» Stored records
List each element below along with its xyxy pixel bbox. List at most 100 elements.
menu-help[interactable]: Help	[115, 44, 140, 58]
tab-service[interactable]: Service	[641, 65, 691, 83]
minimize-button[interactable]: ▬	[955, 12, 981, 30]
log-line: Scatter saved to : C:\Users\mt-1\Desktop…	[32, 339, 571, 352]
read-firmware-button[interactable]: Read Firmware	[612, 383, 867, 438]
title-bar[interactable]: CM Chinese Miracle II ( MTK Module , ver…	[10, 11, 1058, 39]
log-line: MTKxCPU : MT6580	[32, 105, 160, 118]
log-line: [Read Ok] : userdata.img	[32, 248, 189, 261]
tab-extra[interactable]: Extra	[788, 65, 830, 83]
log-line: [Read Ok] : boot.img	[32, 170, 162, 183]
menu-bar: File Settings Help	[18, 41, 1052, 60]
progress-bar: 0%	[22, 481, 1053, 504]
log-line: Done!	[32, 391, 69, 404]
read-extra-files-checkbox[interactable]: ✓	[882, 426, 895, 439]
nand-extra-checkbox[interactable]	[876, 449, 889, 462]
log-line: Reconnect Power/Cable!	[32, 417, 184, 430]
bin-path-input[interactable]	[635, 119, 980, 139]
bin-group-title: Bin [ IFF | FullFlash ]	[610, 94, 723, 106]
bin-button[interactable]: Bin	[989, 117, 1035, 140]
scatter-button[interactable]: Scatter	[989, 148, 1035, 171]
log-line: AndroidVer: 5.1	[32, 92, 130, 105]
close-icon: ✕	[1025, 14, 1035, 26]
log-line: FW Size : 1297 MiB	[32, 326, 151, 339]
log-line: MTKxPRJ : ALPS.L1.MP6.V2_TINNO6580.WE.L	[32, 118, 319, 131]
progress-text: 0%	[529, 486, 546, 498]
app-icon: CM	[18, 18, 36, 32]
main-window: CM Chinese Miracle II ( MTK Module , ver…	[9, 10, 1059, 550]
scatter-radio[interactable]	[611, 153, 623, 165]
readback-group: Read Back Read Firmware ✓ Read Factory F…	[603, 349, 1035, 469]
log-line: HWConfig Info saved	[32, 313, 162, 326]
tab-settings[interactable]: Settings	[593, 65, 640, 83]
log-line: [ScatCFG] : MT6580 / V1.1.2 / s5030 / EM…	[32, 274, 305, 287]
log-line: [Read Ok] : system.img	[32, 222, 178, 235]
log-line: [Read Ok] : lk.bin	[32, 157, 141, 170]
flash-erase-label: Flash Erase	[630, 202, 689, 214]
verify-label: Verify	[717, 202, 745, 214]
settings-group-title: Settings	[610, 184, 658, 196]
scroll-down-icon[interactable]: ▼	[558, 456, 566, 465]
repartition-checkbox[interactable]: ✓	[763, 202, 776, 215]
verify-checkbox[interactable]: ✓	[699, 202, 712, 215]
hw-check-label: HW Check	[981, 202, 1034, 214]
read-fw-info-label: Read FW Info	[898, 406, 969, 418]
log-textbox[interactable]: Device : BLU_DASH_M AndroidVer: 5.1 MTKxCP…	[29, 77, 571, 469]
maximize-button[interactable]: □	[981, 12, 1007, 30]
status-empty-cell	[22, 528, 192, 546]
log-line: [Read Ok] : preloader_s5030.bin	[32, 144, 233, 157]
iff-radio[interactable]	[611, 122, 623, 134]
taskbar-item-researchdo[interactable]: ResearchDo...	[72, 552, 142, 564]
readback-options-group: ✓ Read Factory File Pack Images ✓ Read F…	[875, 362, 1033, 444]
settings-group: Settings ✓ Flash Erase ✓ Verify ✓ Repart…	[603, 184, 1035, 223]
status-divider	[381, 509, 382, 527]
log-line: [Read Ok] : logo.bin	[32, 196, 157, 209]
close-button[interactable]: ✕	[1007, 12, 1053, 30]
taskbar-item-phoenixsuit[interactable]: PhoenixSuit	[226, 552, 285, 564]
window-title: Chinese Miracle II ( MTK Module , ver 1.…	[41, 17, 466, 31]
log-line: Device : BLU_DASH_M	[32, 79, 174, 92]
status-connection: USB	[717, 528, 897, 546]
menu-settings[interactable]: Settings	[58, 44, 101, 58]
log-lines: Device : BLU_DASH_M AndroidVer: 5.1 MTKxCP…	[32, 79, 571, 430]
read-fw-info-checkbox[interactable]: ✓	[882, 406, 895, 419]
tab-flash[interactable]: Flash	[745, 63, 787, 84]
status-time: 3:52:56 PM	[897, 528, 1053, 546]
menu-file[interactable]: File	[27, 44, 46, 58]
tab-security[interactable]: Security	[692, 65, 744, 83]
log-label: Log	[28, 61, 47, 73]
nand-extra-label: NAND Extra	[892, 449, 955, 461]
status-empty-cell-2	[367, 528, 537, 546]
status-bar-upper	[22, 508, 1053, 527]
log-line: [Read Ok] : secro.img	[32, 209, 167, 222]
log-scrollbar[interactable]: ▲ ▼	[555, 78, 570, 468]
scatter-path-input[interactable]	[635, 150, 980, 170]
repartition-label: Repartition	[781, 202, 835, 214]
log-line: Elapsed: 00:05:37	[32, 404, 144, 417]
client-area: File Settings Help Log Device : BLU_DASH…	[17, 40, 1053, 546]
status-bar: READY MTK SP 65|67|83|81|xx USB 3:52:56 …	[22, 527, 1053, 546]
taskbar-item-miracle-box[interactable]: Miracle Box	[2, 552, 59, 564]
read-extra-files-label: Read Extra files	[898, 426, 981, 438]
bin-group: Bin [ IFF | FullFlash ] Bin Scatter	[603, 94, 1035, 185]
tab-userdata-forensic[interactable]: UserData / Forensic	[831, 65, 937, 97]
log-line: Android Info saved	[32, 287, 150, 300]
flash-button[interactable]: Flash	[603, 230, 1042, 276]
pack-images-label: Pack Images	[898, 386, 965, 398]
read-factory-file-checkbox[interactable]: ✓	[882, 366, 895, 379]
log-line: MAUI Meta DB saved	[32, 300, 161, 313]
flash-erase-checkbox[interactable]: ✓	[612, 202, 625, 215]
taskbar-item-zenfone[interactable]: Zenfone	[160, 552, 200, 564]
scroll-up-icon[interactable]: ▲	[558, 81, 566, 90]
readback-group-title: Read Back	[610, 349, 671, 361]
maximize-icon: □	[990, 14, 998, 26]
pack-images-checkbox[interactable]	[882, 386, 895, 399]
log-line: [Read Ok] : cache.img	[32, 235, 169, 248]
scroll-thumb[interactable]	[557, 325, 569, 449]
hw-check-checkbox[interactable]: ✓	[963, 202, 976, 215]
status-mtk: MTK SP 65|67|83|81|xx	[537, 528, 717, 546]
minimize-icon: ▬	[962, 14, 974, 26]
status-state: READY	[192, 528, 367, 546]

» What to produce
Find each line in the entries above that contains the word "Module", treating case as significant, and copy those lines.

» Solution to the exercise
title-bar[interactable]: CM Chinese Miracle II ( MTK Module , ver…	[10, 11, 1058, 39]
main-window: CM Chinese Miracle II ( MTK Module , ver…	[9, 10, 1059, 550]
window-title: Chinese Miracle II ( MTK Module , ver 1.…	[41, 17, 466, 31]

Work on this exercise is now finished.